Go through the data and copy every line exactly, but not the images.

—————

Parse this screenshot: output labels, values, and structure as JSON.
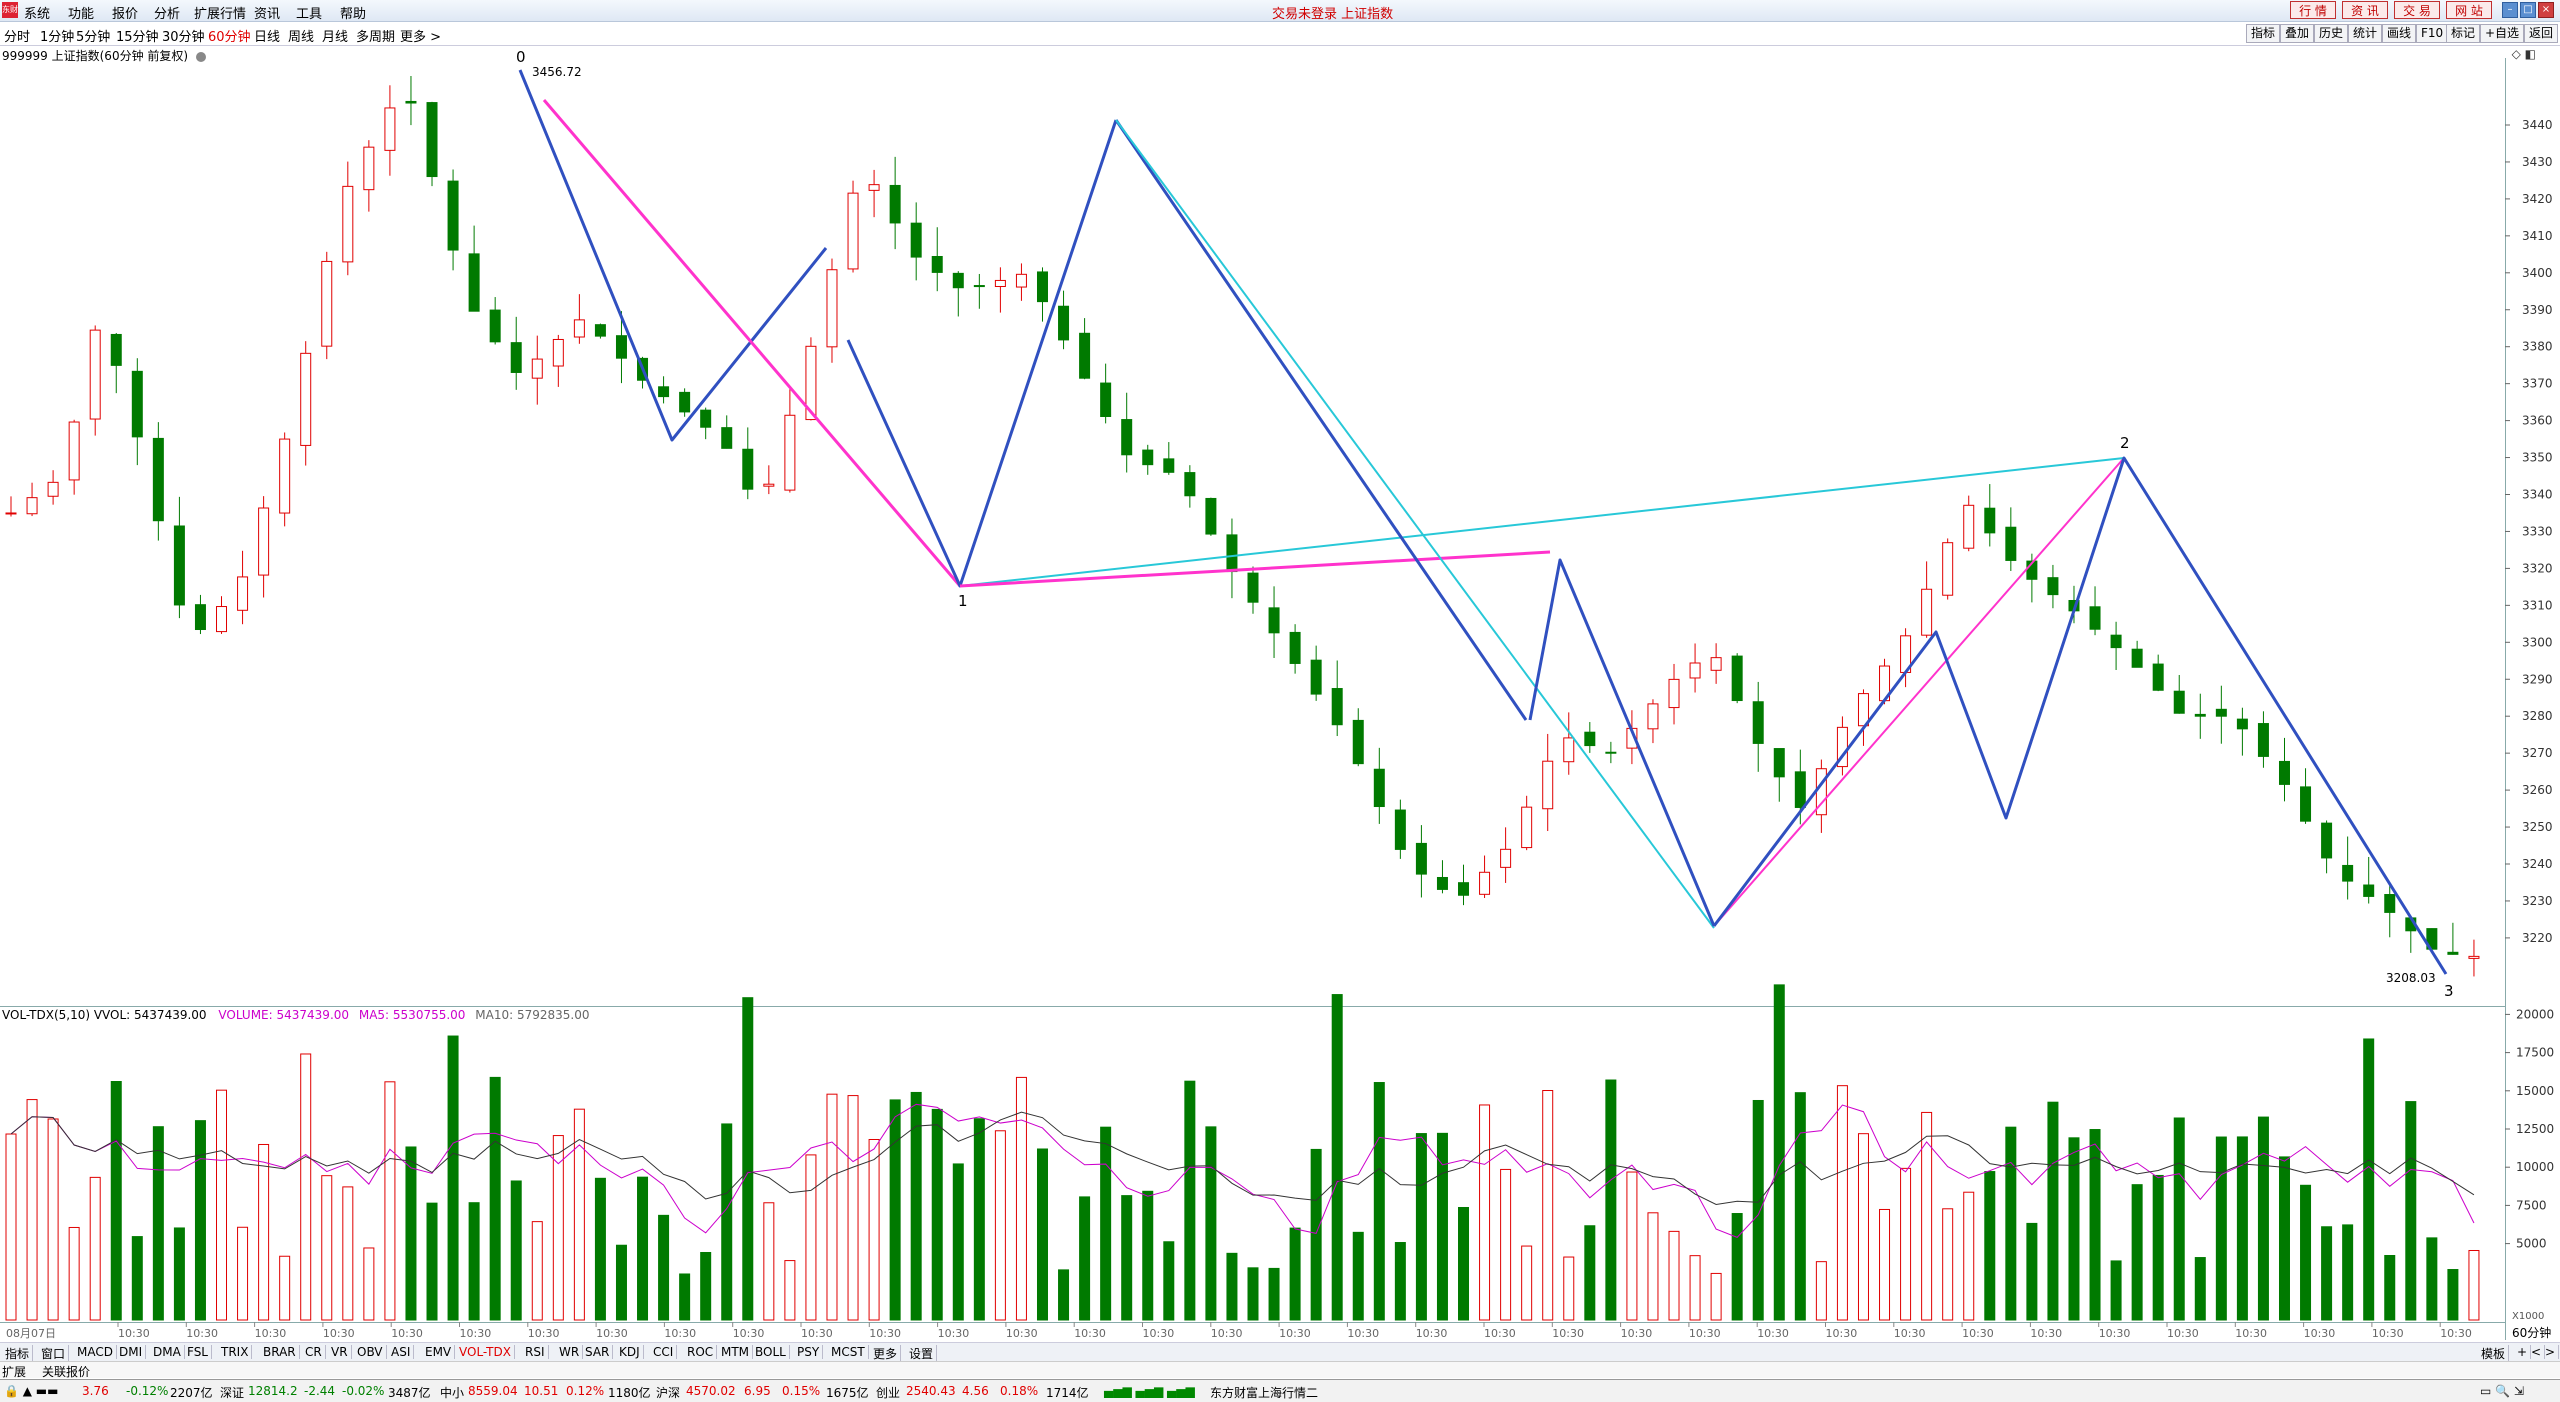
{
  "menu": {
    "logo": "东财",
    "items": [
      "系统",
      "功能",
      "报价",
      "分析",
      "扩展行情",
      "资讯",
      "工具",
      "帮助"
    ],
    "center_title": "交易未登录 上证指数",
    "right_buttons": [
      "行 情",
      "资 讯",
      "交 易",
      "网 站"
    ]
  },
  "periods": {
    "items": [
      "分时",
      "1分钟",
      "5分钟",
      "15分钟",
      "30分钟",
      "60分钟",
      "日线",
      "周线",
      "月线",
      "多周期",
      "更多 >"
    ],
    "active": "60分钟",
    "tools": [
      "指标",
      "叠加",
      "历史",
      "统计",
      "画线",
      "F10",
      "标记",
      "+自选",
      "返回"
    ]
  },
  "chart": {
    "title": "999999 上证指数(60分钟 前复权)",
    "pane_icons": "◇ ◧",
    "price_labels": [
      "3440",
      "3430",
      "3420",
      "3410",
      "3400",
      "3390",
      "3380",
      "3370",
      "3360",
      "3350",
      "3340",
      "3330",
      "3320",
      "3310",
      "3300",
      "3290",
      "3280",
      "3270",
      "3260",
      "3250",
      "3240",
      "3230",
      "3220"
    ],
    "high_label": "3456.72",
    "low_label": "3208.03",
    "wave_labels": [
      "0",
      "1",
      "2",
      "3"
    ],
    "date_first": "08月07日",
    "time_tick": "10:30",
    "period_badge": "60分钟"
  },
  "volume": {
    "title": "VOL-TDX(5,10)  VVOL: 5437439.00",
    "volume_text": "VOLUME: 5437439.00",
    "ma5_text": "MA5: 5530755.00",
    "ma10_text": "MA10: 5792835.00",
    "axis_labels": [
      "20000",
      "17500",
      "15000",
      "12500",
      "10000",
      "7500",
      "5000"
    ],
    "unit": "X1000",
    "colors": {
      "up": "#e00000",
      "down": "#007a00",
      "ma5": "#cc00cc",
      "ma10": "#333333"
    }
  },
  "indicators": {
    "items": [
      "指标",
      "窗口",
      "MACD",
      "DMI",
      "DMA",
      "FSL",
      "TRIX",
      "BRAR",
      "CR",
      "VR",
      "OBV",
      "ASI",
      "EMV",
      "VOL-TDX",
      "RSI",
      "WR",
      "SAR",
      "KDJ",
      "CCI",
      "ROC",
      "MTM",
      "BOLL",
      "PSY",
      "MCST",
      "更多",
      "设置"
    ],
    "active": "VOL-TDX",
    "right": [
      "模板",
      "+",
      "<",
      ">"
    ]
  },
  "subtabs": [
    "扩展",
    "关联报价"
  ],
  "status": {
    "sh": {
      "value": "3.76",
      "chg": "-0.12%",
      "amt": "2207亿"
    },
    "sz": {
      "name": "深证",
      "value": "12814.2",
      "chg": "-2.44",
      "pct": "-0.02%",
      "amt": "3487亿"
    },
    "zx": {
      "name": "中小",
      "value": "8559.04",
      "chg": "10.51",
      "pct": "0.12%",
      "amt": "1180亿"
    },
    "hs": {
      "name": "沪深",
      "value": "4570.02",
      "chg": "6.95",
      "pct": "0.15%",
      "amt": "1675亿"
    },
    "cy": {
      "name": "创业",
      "value": "2540.43",
      "chg": "4.56",
      "pct": "0.18%",
      "amt": "1714亿"
    },
    "server": "东方财富上海行情二"
  }
}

—————

The answer:
Parse this screenshot: output labels, values, and structure as JSON.
{
  "menu": {
    "logo": "东财",
    "items": [
      "系统",
      "功能",
      "报价",
      "分析",
      "扩展行情",
      "资讯",
      "工具",
      "帮助"
    ],
    "center_title": "交易未登录 上证指数",
    "right_buttons": [
      "行 情",
      "资 讯",
      "交 易",
      "网 站"
    ]
  },
  "periods": {
    "items": [
      "分时",
      "1分钟",
      "5分钟",
      "15分钟",
      "30分钟",
      "60分钟",
      "日线",
      "周线",
      "月线",
      "多周期",
      "更多 >"
    ],
    "active": "60分钟",
    "tools": [
      "指标",
      "叠加",
      "历史",
      "统计",
      "画线",
      "F10",
      "标记",
      "+自选",
      "返回"
    ]
  },
  "chart": {
    "title": "999999 上证指数(60分钟 前复权)",
    "pane_icons": "◇ ◧",
    "price_labels": [
      "3440",
      "3430",
      "3420",
      "3410",
      "3400",
      "3390",
      "3380",
      "3370",
      "3360",
      "3350",
      "3340",
      "3330",
      "3320",
      "3310",
      "3300",
      "3290",
      "3280",
      "3270",
      "3260",
      "3250",
      "3240",
      "3230",
      "3220"
    ],
    "high_label": "3456.72",
    "low_label": "3208.03",
    "wave_labels": [
      "0",
      "1",
      "2",
      "3"
    ],
    "date_first": "08月07日",
    "time_tick": "10:30",
    "period_badge": "60分钟"
  },
  "volume": {
    "title": "VOL-TDX(5,10)  VVOL: 5437439.00",
    "volume_text": "VOLUME: 5437439.00",
    "ma5_text": "MA5: 5530755.00",
    "ma10_text": "MA10: 5792835.00",
    "axis_labels": [
      "20000",
      "17500",
      "15000",
      "12500",
      "10000",
      "7500",
      "5000"
    ],
    "unit": "X1000",
    "colors": {
      "up": "#e00000",
      "down": "#007a00",
      "ma5": "#cc00cc",
      "ma10": "#333333"
    }
  },
  "indicators": {
    "items": [
      "指标",
      "窗口",
      "MACD",
      "DMI",
      "DMA",
      "FSL",
      "TRIX",
      "BRAR",
      "CR",
      "VR",
      "OBV",
      "ASI",
      "EMV",
      "VOL-TDX",
      "RSI",
      "WR",
      "SAR",
      "KDJ",
      "CCI",
      "ROC",
      "MTM",
      "BOLL",
      "PSY",
      "MCST",
      "更多",
      "设置"
    ],
    "active": "VOL-TDX",
    "right": [
      "模板",
      "+",
      "<",
      ">"
    ]
  },
  "subtabs": [
    "扩展",
    "关联报价"
  ],
  "status": {
    "sh": {
      "value": "3.76",
      "chg": "-0.12%",
      "amt": "2207亿"
    },
    "sz": {
      "name": "深证",
      "value": "12814.2",
      "chg": "-2.44",
      "pct": "-0.02%",
      "amt": "3487亿"
    },
    "zx": {
      "name": "中小",
      "value": "8559.04",
      "chg": "10.51",
      "pct": "0.12%",
      "amt": "1180亿"
    },
    "hs": {
      "name": "沪深",
      "value": "4570.02",
      "chg": "6.95",
      "pct": "0.15%",
      "amt": "1675亿"
    },
    "cy": {
      "name": "创业",
      "value": "2540.43",
      "chg": "4.56",
      "pct": "0.18%",
      "amt": "1714亿"
    },
    "server": "东方财富上海行情二"
  }
}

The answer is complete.